In the records below, locate the line containing "Serialize everything readable", then extract it and all following lines exactly, ending with the last line.
+===+
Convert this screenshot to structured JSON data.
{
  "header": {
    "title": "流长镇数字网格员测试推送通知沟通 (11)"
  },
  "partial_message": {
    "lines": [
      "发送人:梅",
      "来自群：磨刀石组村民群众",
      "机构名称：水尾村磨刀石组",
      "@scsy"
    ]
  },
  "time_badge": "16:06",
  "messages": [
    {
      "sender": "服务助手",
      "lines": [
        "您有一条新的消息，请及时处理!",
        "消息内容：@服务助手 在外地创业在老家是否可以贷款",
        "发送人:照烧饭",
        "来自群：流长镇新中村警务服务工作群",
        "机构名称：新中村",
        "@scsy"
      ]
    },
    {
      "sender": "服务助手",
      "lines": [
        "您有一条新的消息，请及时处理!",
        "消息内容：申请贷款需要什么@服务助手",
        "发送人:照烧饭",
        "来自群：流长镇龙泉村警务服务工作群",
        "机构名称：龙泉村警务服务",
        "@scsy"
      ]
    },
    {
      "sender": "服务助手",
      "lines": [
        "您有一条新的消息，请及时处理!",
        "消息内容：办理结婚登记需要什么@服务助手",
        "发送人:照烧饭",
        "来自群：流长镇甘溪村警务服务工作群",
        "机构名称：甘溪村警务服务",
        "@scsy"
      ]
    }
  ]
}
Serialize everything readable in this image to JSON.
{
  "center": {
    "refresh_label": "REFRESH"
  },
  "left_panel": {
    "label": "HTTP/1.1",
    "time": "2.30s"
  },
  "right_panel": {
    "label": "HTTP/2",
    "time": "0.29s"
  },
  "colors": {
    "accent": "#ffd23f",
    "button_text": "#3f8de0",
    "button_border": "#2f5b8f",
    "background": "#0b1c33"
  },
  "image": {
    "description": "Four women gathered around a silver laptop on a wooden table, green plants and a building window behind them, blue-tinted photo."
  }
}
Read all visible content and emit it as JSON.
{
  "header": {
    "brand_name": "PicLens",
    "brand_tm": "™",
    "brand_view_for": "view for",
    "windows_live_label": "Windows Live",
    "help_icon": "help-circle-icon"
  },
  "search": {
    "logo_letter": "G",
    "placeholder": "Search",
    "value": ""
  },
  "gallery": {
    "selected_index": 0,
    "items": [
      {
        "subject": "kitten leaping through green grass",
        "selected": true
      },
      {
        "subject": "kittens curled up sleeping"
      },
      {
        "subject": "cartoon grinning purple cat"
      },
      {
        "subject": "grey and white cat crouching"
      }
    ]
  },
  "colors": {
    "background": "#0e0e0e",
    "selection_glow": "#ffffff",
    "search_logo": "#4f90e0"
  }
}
+===+
**EXERCISE ANSWER**
Serialize everything readable in this image to JSON.
{
  "center": {
    "refresh_label": "REFRESH"
  },
  "left_panel": {
    "label": "HTTP/1.1",
    "time": "2.30s"
  },
  "right_panel": {
    "label": "HTTP/2",
    "time": "0.29s"
  },
  "colors": {
    "accent": "#ffd23f",
    "button_text": "#3f8de0",
    "button_border": "#2f5b8f",
    "background": "#0b1c33"
  },
  "image": {
    "description": "Four women gathered around a silver laptop on a wooden table, green plants and a building window behind them, blue-tinted photo."
  }
}
Read all visible content and emit it as JSON.
{
  "header": {
    "brand_name": "PicLens",
    "brand_tm": "™",
    "brand_view_for": "view for",
    "windows_live_label": "Windows Live",
    "help_icon": "help-circle-icon"
  },
  "search": {
    "logo_letter": "G",
    "placeholder": "Search",
    "value": ""
  },
  "gallery": {
    "selected_index": 0,
    "items": [
      {
        "subject": "kitten leaping through green grass",
        "selected": true
      },
      {
        "subject": "kittens curled up sleeping"
      },
      {
        "subject": "cartoon grinning purple cat"
      },
      {
        "subject": "grey and white cat crouching"
      }
    ]
  },
  "colors": {
    "background": "#0e0e0e",
    "selection_glow": "#ffffff",
    "search_logo": "#4f90e0"
  }
}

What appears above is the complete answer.